> **Short problem**
Track down every line below that holds "الكعبة" and copy it.

> **Data for processing**

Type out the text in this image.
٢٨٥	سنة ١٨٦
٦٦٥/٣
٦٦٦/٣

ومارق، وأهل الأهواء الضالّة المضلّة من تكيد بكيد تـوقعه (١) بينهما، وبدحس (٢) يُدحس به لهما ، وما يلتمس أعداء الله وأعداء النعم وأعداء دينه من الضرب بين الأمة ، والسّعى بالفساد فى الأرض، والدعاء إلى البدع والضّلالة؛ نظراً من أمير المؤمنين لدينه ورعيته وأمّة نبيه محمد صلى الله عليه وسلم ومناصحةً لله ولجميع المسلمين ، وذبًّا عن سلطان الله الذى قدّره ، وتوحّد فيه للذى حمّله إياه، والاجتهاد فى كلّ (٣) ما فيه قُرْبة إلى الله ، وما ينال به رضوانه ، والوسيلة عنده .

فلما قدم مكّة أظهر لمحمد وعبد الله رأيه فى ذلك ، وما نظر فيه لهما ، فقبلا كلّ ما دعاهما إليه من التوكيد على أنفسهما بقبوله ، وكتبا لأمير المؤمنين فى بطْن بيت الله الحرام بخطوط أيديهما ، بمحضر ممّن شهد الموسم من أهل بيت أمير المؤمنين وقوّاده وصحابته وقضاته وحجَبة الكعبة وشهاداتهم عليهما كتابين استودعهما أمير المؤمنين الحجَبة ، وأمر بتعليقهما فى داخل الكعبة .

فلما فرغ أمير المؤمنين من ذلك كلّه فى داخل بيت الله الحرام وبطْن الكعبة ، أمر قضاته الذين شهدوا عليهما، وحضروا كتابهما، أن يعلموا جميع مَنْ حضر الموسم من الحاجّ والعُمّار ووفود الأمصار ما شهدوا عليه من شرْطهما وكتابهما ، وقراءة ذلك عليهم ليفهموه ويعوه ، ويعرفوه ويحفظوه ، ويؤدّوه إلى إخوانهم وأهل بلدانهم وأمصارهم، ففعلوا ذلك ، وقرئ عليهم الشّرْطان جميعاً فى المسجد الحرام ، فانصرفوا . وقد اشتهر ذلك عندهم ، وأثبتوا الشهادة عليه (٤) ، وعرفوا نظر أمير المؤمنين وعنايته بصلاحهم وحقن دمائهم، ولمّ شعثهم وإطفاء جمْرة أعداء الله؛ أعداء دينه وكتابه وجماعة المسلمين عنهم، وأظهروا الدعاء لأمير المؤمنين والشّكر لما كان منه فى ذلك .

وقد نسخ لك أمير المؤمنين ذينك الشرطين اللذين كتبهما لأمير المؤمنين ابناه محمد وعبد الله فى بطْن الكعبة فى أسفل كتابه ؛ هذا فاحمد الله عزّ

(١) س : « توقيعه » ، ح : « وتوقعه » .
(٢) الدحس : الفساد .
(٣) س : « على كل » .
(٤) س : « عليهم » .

> **Output**
فلما قدم مكّة أظهر لمحمد وعبد الله رأيه فى ذلك ، وما نظر فيه لهما ، فقبلا كلّ ما دعاهما إليه من التوكيد على أنفسهما بقبوله ، وكتبا لأمير المؤمنين فى بطْن بيت الله الحرام بخطوط أيديهما ، بمحضر ممّن شهد الموسم من أهل بيت أمير المؤمنين وقوّاده وصحابته وقضاته وحجَبة الكعبة وشهاداتهم عليهما كتابين استودعهما أمير المؤمنين الحجَبة ، وأمر بتعليقهما فى داخل الكعبة .
فلما فرغ أمير المؤمنين من ذلك كلّه فى داخل بيت الله الحرام وبطْن الكعبة ، أمر قضاته الذين شهدوا عليهما، وحضروا كتابهما، أن يعلموا جميع مَنْ حضر الموسم من الحاجّ والعُمّار ووفود الأمصار ما شهدوا عليه من شرْطهما وكتابهما ، وقراءة ذلك عليهم ليفهموه ويعوه ، ويعرفوه ويحفظوه ، ويؤدّوه إلى إخوانهم وأهل بلدانهم وأمصارهم، ففعلوا ذلك ، وقرئ عليهم الشّرْطان جميعاً فى المسجد الحرام ، فانصرفوا . وقد اشتهر ذلك عندهم ، وأثبتوا الشهادة عليه (٤) ، وعرفوا نظر أمير المؤمنين وعنايته بصلاحهم وحقن دمائهم، ولمّ شعثهم وإطفاء جمْرة أعداء الله؛ أعداء دينه وكتابه وجماعة المسلمين عنهم، وأظهروا الدعاء لأمير المؤمنين والشّكر لما كان منه فى ذلك .
وقد نسخ لك أمير المؤمنين ذينك الشرطين اللذين كتبهما لأمير المؤمنين ابناه محمد وعبد الله فى بطْن الكعبة فى أسفل كتابه ؛ هذا فاحمد الله عزّ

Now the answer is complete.